## begin Material for this task

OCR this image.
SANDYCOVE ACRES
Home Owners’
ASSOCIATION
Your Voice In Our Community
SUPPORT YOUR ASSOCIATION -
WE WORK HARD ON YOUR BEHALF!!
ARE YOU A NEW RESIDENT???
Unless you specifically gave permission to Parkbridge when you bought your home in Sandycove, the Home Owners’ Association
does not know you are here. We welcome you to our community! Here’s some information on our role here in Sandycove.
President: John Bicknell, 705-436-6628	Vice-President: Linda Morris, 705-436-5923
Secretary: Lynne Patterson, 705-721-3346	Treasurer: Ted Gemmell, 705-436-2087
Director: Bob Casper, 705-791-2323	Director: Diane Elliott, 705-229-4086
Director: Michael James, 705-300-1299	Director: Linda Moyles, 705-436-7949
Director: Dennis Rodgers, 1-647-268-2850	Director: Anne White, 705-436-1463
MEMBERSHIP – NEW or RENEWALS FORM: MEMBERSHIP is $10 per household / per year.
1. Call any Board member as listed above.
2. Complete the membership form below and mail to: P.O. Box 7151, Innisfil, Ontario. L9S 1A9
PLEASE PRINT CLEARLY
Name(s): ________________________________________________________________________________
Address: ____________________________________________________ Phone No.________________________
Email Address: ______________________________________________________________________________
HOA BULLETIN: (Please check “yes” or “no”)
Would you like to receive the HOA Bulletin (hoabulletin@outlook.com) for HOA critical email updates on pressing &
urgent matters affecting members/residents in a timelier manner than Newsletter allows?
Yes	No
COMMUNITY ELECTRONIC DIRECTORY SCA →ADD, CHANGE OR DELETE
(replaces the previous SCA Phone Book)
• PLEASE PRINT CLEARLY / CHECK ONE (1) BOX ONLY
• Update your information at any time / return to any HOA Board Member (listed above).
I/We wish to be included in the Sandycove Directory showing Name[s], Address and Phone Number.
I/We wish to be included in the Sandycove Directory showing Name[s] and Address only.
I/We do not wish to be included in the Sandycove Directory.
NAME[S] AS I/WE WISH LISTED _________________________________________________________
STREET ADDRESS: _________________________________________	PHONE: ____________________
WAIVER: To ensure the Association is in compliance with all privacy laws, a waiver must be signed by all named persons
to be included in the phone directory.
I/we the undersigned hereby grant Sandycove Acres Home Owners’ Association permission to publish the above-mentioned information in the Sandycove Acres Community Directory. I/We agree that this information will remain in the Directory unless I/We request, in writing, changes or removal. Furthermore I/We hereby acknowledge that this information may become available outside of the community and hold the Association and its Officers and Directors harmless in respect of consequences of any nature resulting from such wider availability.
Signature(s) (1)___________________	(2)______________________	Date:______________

## end Material for this task

**Goal**:
Check each line of the records for the word "CLEARLY", and show the lines that contain it.

**Written answer**:
PLEASE PRINT CLEARLY
• PLEASE PRINT CLEARLY / CHECK ONE (1) BOX ONLY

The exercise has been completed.